(Stored records)
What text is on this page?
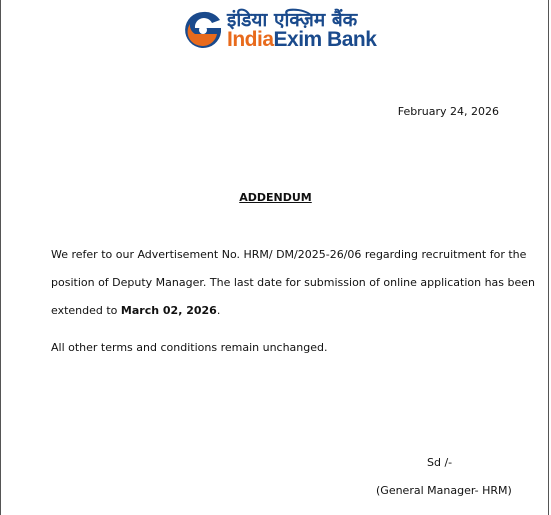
इंडिया एक्ज़िम बैंक
IndiaExim Bank
February 24, 2026
ADDENDUM
We refer to our Advertisement No. HRM/ DM/2025-26/06 regarding recruitment for the
position of Deputy Manager. The last date for submission of online application has been
extended to March 02, 2026.
All other terms and conditions remain unchanged.
Sd /-
(General Manager- HRM)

**Short task**
Transcribe the full listing above exactly as it stands, minus the pictures.

**Result of this exercise**
What text is on this page?
इंडिया एक्ज़िम बैंक
IndiaExim Bank
February 24, 2026
ADDENDUM
We refer to our Advertisement No. HRM/ DM/2025-26/06 regarding recruitment for the
position of Deputy Manager. The last date for submission of online application has been
extended to March 02, 2026.
All other terms and conditions remain unchanged.
Sd /-
(General Manager- HRM)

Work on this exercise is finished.